What you have to do
Starting with the line that contains "Type out the text in this image.", copy each line exactly through the end of the listing, and omit all pictures.

Collection entries
■ ■ ■ ■ ■ ■ ■
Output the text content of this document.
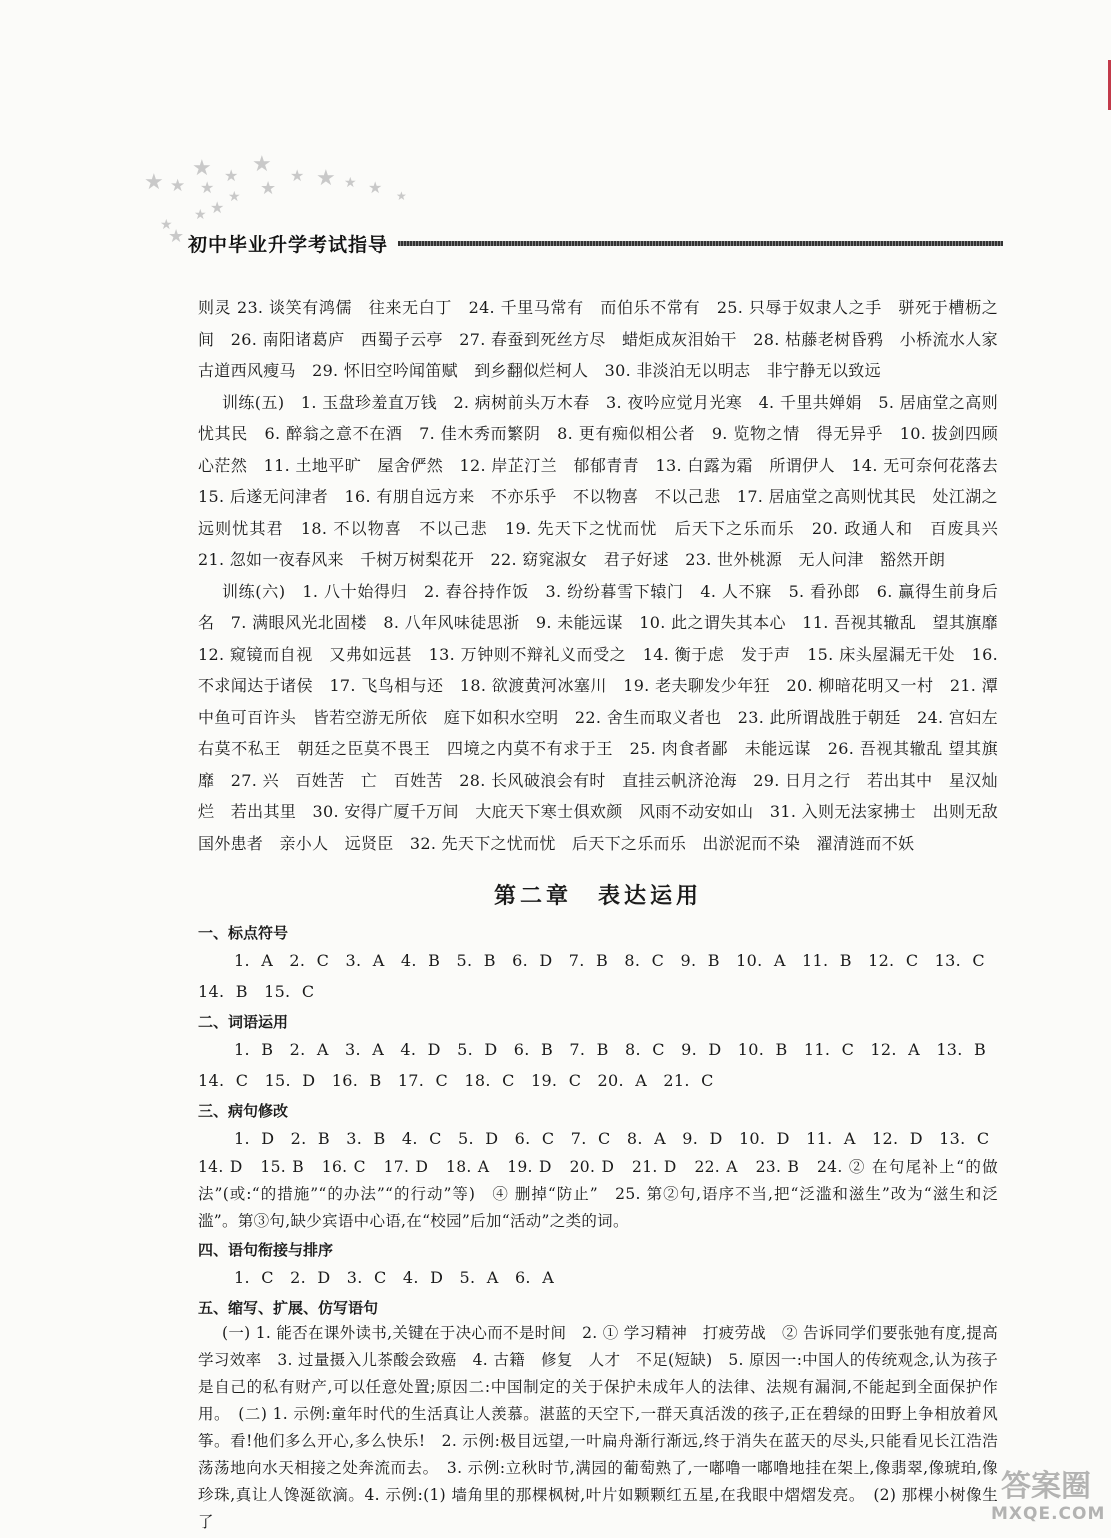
★ ★
★
★
★ ★
★
★ ★ ★ ★ ★
★
★
★
★
★ 初中毕业升学考试指导

则灵 23. 谈笑有鸿儒　往来无白丁　24. 千里马常有　而伯乐不常有　25. 只辱于奴隶人之手　骈死于槽枥之间　26. 南阳诸葛庐　西蜀子云亭　27. 春蚕到死丝方尽　蜡炬成灰泪始干　28. 枯藤老树昏鸦　小桥流水人家　古道西风瘦马　29. 怀旧空吟闻笛赋　到乡翻似烂柯人　30. 非淡泊无以明志　非宁静无以致远

训练(五)　1. 玉盘珍羞直万钱　2. 病树前头万木春　3. 夜吟应觉月光寒　4. 千里共婵娟　5. 居庙堂之高则忧其民　6. 醉翁之意不在酒　7. 佳木秀而繁阴　8. 更有痴似相公者　9. 览物之情　得无异乎　10. 拔剑四顾心茫然　11. 土地平旷　屋舍俨然　12. 岸芷汀兰　郁郁青青　13. 白露为霜　所谓伊人　14. 无可奈何花落去　15. 后遂无问津者　16. 有朋自远方来　不亦乐乎　不以物喜　不以己悲　17. 居庙堂之高则忧其民　处江湖之远则忧其君　18. 不以物喜　不以己悲　19. 先天下之忧而忧　后天下之乐而乐　20. 政通人和　百废具兴　21. 忽如一夜春风来　千树万树梨花开　22. 窈窕淑女　君子好逑　23. 世外桃源　无人问津　豁然开朗

训练(六)　1. 八十始得归　2. 舂谷持作饭　3. 纷纷暮雪下辕门　4. 人不寐　5. 看孙郎　6. 赢得生前身后名　7. 满眼风光北固楼　8. 八年风味徒思浙　9. 未能远谋　10. 此之谓失其本心　11. 吾视其辙乱　望其旗靡　12. 窥镜而自视　又弗如远甚　13. 万钟则不辩礼义而受之　14. 衡于虑　发于声　15. 床头屋漏无干处　16. 不求闻达于诸侯　17. 飞鸟相与还　18. 欲渡黄河冰塞川　19. 老夫聊发少年狂　20. 柳暗花明又一村　21. 潭中鱼可百许头　皆若空游无所依　庭下如积水空明　22. 舍生而取义者也　23. 此所谓战胜于朝廷　24. 宫妇左右莫不私王　朝廷之臣莫不畏王　四境之内莫不有求于王　25. 肉食者鄙　未能远谋　26. 吾视其辙乱 望其旗靡　27. 兴　百姓苦　亡　百姓苦　28. 长风破浪会有时　直挂云帆济沧海　29. 日月之行　若出其中　星汉灿烂　若出其里　30. 安得广厦千万间　大庇天下寒士俱欢颜　风雨不动安如山　31. 入则无法家拂士　出则无敌国外患者　亲小人　远贤臣　32. 先天下之忧而忧　后天下之乐而乐　出淤泥而不染　濯清涟而不妖

第二章　表达运用
一、标点符号

1. A　2. C　3. A　4. B　5. B　6. D　7. B　8. C　9. B　10. A　11. B　12. C　13. C

14. B　15. C

二、词语运用

1. B　2. A　3. A　4. D　5. D　6. B　7. B　8. C　9. D　10. B　11. C　12. A　13. B

14. C　15. D　16. B　17. C　18. C　19. C　20. A　21. C

三、病句修改

1. D　2. B　3. B　4. C　5. D　6. C　7. C　8. A　9. D　10. D　11. A　12. D　13. C

14. D　15. B　16. C　17. D　18. A　19. D　20. D　21. D　22. A　23. B　24. ② 在句尾补上“的做法”(或:“的措施”“的办法”“的行动”等)　④ 删掉“防止”　25. 第②句,语序不当,把“泛滥和滋生”改为“滋生和泛滥”。第③句,缺少宾语中心语,在“校园”后加“活动”之类的词。

四、语句衔接与排序

1. C　2. D　3. C　4. D　5. A　6. A

五、缩写、扩展、仿写语句

(一) 1. 能否在课外读书,关键在于决心而不是时间　2. ① 学习精神　打疲劳战　② 告诉同学们要张弛有度,提高学习效率　3. 过量摄入儿茶酸会致癌　4. 古籍　修复　人才　不足(短缺)　5. 原因一:中国人的传统观念,认为孩子是自己的私有财产,可以任意处置;原因二:中国制定的关于保护未成年人的法律、法规有漏洞,不能起到全面保护作用。　(二) 1. 示例:童年时代的生活真让人羡慕。湛蓝的天空下,一群天真活泼的孩子,正在碧绿的田野上争相放着风筝。看!他们多么开心,多么快乐!　2. 示例:极目远望,一叶扁舟渐行渐远,终于消失在蓝天的尽头,只能看见长江浩浩荡荡地向水天相接之处奔流而去。　3. 示例:立秋时节,满园的葡萄熟了,一嘟噜一嘟噜地挂在架上,像翡翠,像琥珀,像珍珠,真让人馋涎欲滴。4. 示例:(1) 墙角里的那棵枫树,叶片如颗颗红五星,在我眼中熠熠发亮。　(2) 那棵小树像生了

答案圈
MXQE.COM
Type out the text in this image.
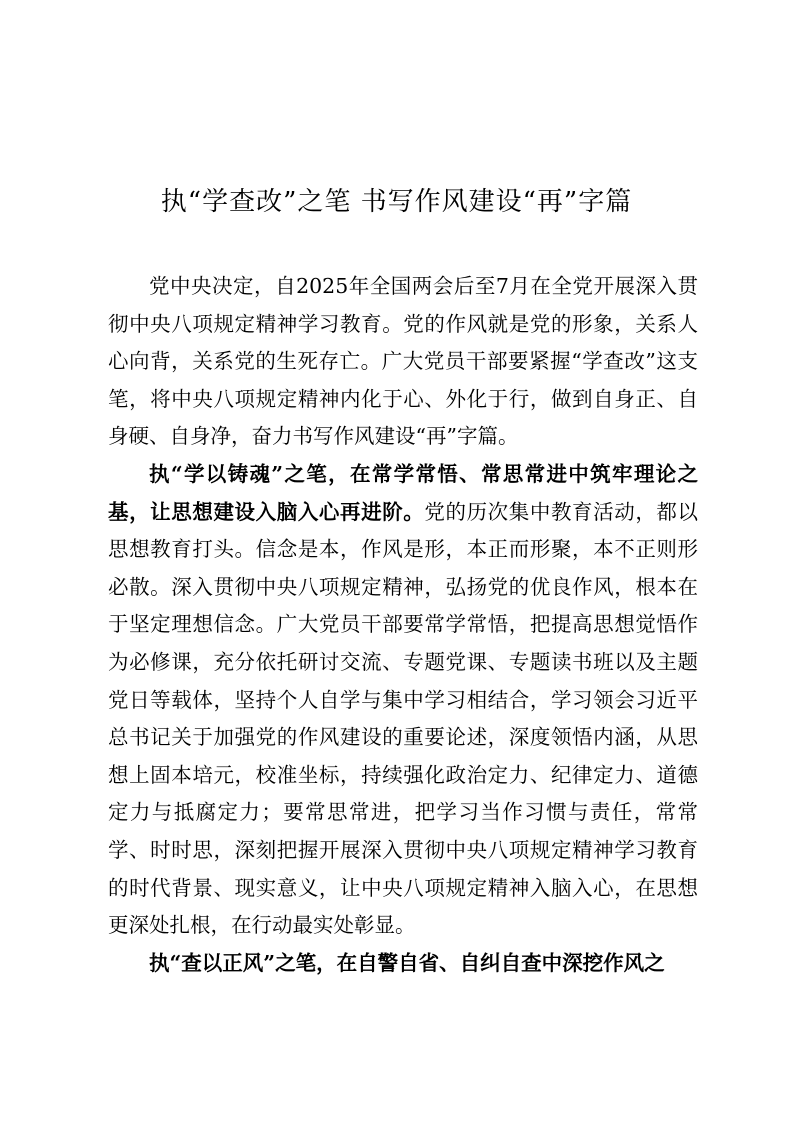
执“学查改”之笔 书写作风建设“再”字篇

党中央决定，自2025年全国两会后至7月在全党开展深入贯彻中央八项规定精神学习教育。党的作风就是党的形象，关系人心向背，关系党的生死存亡。广大党员干部要紧握“学查改”这支笔，将中央八项规定精神内化于心、外化于行，做到自身正、自身硬、自身净，奋力书写作风建设“再”字篇。

执“学以铸魂”之笔，在常学常悟、常思常进中筑牢理论之基，让思想建设入脑入心再进阶。党的历次集中教育活动，都以思想教育打头。信念是本，作风是形，本正而形聚，本不正则形必散。深入贯彻中央八项规定精神，弘扬党的优良作风，根本在于坚定理想信念。广大党员干部要常学常悟，把提高思想觉悟作为必修课，充分依托研讨交流、专题党课、专题读书班以及主题党日等载体，坚持个人自学与集中学习相结合，学习领会习近平总书记关于加强党的作风建设的重要论述，深度领悟内涵，从思想上固本培元，校准坐标，持续强化政治定力、纪律定力、道德定力与抵腐定力；要常思常进，把学习当作习惯与责任，常常学、时时思，深刻把握开展深入贯彻中央八项规定精神学习教育的时代背景、现实意义，让中央八项规定精神入脑入心，在思想更深处扎根，在行动最实处彰显。

执“查以正风”之笔，在自警自省、自纠自查中深挖作风之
■ ■ ■ ■ ■ ■ ■
Worked solution
Type out the text in this image.
执“学查改”之笔 书写作风建设“再”字篇

党中央决定，自2025年全国两会后至7月在全党开展深入贯彻中央八项规定精神学习教育。党的作风就是党的形象，关系人心向背，关系党的生死存亡。广大党员干部要紧握“学查改”这支笔，将中央八项规定精神内化于心、外化于行，做到自身正、自身硬、自身净，奋力书写作风建设“再”字篇。

执“学以铸魂”之笔，在常学常悟、常思常进中筑牢理论之基，让思想建设入脑入心再进阶。党的历次集中教育活动，都以思想教育打头。信念是本，作风是形，本正而形聚，本不正则形必散。深入贯彻中央八项规定精神，弘扬党的优良作风，根本在于坚定理想信念。广大党员干部要常学常悟，把提高思想觉悟作为必修课，充分依托研讨交流、专题党课、专题读书班以及主题党日等载体，坚持个人自学与集中学习相结合，学习领会习近平总书记关于加强党的作风建设的重要论述，深度领悟内涵，从思想上固本培元，校准坐标，持续强化政治定力、纪律定力、道德定力与抵腐定力；要常思常进，把学习当作习惯与责任，常常学、时时思，深刻把握开展深入贯彻中央八项规定精神学习教育的时代背景、现实意义，让中央八项规定精神入脑入心，在思想更深处扎根，在行动最实处彰显。

执“查以正风”之笔，在自警自省、自纠自查中深挖作风之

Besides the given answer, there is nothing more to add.